WHAT THIS TASK INVOLVES
Could you write out the records below exactly as they appear, leaving out any pictures?
####
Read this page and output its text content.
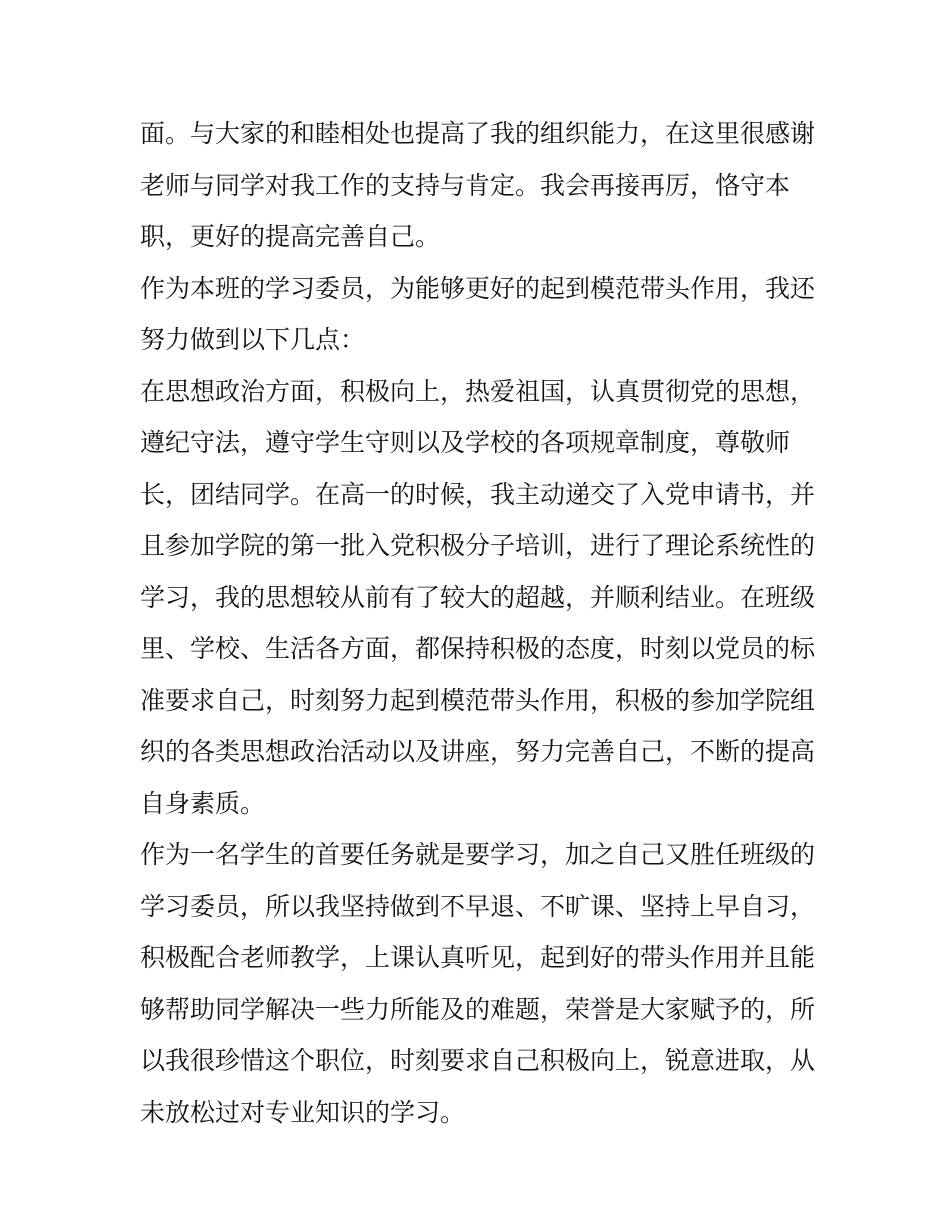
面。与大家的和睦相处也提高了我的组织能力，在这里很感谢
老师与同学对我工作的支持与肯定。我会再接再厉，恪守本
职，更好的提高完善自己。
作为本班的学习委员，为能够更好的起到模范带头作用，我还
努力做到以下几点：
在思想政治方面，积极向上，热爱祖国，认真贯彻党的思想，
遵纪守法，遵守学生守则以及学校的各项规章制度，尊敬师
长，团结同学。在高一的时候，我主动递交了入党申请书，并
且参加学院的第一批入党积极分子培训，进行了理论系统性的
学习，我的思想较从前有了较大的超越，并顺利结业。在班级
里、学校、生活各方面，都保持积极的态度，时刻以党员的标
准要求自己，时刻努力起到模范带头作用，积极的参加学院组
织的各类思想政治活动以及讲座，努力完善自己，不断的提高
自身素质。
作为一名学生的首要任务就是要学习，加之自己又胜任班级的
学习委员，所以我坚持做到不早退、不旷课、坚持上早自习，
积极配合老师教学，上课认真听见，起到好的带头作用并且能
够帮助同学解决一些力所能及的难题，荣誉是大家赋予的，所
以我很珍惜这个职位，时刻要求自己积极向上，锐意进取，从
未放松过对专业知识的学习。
####
RESPONSE BELOW
Read this page and output its text content.
面。与大家的和睦相处也提高了我的组织能力，在这里很感谢
老师与同学对我工作的支持与肯定。我会再接再厉，恪守本
职，更好的提高完善自己。
作为本班的学习委员，为能够更好的起到模范带头作用，我还
努力做到以下几点：
在思想政治方面，积极向上，热爱祖国，认真贯彻党的思想，
遵纪守法，遵守学生守则以及学校的各项规章制度，尊敬师
长，团结同学。在高一的时候，我主动递交了入党申请书，并
且参加学院的第一批入党积极分子培训，进行了理论系统性的
学习，我的思想较从前有了较大的超越，并顺利结业。在班级
里、学校、生活各方面，都保持积极的态度，时刻以党员的标
准要求自己，时刻努力起到模范带头作用，积极的参加学院组
织的各类思想政治活动以及讲座，努力完善自己，不断的提高
自身素质。
作为一名学生的首要任务就是要学习，加之自己又胜任班级的
学习委员，所以我坚持做到不早退、不旷课、坚持上早自习，
积极配合老师教学，上课认真听见，起到好的带头作用并且能
够帮助同学解决一些力所能及的难题，荣誉是大家赋予的，所
以我很珍惜这个职位，时刻要求自己积极向上，锐意进取，从
未放松过对专业知识的学习。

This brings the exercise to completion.